▶ [SET TASK]:
Copy every line of the following data that includes the string "this".

▶ [INFORMATION SHOWN]:
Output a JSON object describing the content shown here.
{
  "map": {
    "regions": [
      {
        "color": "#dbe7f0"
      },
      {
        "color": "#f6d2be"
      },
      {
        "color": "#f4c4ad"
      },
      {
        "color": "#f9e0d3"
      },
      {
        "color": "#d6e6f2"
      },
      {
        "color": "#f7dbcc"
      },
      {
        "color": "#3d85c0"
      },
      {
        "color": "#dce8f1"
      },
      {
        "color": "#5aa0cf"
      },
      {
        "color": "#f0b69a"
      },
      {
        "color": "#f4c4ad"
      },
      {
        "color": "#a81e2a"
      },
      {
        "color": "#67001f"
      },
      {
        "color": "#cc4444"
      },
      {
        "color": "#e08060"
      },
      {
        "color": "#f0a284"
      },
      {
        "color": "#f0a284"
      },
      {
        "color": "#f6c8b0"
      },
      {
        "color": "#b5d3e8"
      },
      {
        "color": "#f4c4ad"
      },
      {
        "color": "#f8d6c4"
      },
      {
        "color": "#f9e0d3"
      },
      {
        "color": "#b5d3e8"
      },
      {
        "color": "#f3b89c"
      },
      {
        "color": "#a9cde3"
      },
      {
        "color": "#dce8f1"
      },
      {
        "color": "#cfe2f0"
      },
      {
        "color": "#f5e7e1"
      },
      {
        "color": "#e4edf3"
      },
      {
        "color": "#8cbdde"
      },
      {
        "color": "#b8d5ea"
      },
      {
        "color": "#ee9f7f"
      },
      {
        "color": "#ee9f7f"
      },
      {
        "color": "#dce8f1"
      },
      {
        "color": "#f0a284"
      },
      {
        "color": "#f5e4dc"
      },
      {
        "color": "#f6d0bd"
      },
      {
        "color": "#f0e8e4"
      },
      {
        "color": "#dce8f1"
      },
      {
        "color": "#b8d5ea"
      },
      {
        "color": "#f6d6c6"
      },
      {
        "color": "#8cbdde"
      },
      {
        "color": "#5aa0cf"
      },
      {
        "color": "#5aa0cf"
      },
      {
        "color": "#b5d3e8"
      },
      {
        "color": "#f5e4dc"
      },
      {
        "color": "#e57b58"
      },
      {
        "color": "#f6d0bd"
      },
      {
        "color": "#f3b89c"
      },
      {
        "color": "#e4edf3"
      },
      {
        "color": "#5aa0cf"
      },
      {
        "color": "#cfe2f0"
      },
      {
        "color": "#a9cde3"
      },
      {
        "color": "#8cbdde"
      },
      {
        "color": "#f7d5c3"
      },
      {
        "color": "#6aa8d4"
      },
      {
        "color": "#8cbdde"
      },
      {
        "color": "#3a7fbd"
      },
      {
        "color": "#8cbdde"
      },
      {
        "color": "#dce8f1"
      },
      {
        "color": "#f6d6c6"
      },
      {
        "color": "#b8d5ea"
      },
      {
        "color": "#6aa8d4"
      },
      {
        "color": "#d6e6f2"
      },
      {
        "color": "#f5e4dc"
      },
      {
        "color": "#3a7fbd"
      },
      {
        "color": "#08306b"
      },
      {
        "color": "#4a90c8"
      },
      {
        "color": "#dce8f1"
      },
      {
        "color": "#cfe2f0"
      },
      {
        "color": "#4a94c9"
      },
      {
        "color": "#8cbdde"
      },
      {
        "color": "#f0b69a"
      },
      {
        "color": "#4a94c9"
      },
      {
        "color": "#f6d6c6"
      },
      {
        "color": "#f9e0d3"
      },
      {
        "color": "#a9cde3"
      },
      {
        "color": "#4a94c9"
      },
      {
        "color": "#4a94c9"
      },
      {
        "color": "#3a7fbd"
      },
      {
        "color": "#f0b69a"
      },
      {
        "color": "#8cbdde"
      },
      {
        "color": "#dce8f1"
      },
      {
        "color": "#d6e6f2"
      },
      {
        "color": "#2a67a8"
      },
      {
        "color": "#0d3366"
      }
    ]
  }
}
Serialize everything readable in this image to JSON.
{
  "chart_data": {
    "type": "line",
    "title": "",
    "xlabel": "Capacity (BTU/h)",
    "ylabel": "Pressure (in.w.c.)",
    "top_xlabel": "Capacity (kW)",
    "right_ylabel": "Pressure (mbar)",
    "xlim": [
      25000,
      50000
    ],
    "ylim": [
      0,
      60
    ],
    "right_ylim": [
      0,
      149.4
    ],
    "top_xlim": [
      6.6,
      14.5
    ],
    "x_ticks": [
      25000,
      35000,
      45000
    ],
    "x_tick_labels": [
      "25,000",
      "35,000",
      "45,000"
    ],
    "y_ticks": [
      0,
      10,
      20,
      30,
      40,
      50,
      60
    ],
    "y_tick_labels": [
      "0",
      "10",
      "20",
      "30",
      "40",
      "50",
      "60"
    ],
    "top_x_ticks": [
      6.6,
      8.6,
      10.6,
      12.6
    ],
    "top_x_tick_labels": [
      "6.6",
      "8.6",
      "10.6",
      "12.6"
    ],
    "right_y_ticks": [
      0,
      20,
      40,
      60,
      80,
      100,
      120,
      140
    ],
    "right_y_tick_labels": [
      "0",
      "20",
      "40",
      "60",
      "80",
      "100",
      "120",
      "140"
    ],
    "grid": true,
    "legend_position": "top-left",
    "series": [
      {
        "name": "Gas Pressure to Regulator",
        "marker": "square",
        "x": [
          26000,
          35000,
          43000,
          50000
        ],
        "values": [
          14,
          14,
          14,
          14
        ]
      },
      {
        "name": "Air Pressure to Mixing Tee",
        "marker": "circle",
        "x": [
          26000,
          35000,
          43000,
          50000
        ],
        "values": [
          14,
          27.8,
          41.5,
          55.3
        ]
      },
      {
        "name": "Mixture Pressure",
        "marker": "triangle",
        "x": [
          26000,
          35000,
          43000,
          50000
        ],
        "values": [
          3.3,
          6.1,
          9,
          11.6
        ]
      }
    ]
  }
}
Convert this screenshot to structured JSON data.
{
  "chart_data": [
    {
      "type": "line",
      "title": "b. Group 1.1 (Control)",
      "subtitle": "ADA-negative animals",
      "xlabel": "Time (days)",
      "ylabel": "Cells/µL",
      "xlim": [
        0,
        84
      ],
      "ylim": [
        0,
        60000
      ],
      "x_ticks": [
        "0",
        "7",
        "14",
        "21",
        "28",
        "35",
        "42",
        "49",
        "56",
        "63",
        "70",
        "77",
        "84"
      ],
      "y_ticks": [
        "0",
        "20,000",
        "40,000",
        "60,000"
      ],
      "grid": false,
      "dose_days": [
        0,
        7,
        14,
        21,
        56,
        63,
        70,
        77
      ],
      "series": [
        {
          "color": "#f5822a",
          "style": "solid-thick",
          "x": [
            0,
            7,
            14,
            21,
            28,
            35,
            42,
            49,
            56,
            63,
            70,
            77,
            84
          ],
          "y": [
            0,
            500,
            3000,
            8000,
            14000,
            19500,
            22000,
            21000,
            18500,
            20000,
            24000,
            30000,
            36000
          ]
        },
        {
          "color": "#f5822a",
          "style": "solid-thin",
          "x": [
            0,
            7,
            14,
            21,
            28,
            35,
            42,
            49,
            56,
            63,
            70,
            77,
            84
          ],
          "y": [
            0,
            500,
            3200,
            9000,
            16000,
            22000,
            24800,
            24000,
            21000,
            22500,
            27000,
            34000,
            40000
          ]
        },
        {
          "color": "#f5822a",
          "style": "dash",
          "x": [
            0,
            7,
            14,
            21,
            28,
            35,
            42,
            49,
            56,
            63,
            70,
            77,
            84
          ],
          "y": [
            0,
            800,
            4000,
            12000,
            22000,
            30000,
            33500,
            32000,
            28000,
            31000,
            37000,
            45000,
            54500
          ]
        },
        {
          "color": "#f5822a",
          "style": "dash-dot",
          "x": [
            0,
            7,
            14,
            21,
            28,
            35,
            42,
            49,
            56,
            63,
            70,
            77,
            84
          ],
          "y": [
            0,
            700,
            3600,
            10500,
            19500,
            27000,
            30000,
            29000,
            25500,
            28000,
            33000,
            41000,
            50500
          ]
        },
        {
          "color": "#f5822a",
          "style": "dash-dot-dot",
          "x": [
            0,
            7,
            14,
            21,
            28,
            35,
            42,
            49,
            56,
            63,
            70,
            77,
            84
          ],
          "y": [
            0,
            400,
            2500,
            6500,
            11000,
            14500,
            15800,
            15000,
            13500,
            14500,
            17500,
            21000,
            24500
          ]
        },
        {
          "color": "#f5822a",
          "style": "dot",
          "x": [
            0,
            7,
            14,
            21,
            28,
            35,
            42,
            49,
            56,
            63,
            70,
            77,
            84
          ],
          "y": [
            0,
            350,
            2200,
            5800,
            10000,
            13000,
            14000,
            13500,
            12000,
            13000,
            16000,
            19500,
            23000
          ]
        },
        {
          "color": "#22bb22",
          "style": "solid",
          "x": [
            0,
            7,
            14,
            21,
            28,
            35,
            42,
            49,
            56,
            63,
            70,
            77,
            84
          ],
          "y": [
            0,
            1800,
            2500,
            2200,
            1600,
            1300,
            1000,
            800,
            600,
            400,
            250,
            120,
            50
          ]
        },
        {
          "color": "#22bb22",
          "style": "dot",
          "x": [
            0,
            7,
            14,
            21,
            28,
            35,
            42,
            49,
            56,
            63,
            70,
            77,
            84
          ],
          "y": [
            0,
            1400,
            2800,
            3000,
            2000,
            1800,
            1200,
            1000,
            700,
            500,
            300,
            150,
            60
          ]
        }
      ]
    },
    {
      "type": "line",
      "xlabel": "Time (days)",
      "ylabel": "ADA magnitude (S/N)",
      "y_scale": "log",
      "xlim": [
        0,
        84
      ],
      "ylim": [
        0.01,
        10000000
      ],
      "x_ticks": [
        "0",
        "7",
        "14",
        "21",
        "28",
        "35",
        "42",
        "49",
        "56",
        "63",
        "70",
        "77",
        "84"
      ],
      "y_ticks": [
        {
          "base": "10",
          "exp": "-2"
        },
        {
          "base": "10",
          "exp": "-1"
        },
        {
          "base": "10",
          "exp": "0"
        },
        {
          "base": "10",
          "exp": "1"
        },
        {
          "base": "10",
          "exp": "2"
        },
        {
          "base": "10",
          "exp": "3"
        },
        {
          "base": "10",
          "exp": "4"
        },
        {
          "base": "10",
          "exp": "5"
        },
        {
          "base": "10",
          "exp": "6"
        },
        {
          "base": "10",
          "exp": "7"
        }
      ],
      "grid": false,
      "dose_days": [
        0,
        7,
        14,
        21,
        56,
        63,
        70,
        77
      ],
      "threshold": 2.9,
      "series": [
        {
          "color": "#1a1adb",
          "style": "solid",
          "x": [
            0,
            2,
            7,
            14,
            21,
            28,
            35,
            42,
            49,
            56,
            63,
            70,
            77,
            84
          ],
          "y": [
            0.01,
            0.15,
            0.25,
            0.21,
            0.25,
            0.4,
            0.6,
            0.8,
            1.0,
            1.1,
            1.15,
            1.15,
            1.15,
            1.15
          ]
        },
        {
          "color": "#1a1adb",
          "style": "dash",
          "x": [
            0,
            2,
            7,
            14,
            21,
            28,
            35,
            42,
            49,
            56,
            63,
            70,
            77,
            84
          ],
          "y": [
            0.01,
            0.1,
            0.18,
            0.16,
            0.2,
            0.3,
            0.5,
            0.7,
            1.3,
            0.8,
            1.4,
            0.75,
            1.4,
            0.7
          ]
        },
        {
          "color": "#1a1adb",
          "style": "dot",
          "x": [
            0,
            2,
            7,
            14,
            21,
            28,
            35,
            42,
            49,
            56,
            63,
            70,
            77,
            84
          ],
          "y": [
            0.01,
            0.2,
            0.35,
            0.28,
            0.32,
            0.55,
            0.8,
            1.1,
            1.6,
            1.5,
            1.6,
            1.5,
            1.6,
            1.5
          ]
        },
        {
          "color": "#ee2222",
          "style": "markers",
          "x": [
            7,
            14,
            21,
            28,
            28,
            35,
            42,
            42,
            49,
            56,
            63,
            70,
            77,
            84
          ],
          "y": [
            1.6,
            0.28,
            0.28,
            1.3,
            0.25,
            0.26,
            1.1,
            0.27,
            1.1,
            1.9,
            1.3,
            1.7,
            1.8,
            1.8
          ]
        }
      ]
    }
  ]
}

▶ [EXERCISE ANSWER]:
Serialize everything readable in this image to JSON.
Convert this screenshot to structured JSON data.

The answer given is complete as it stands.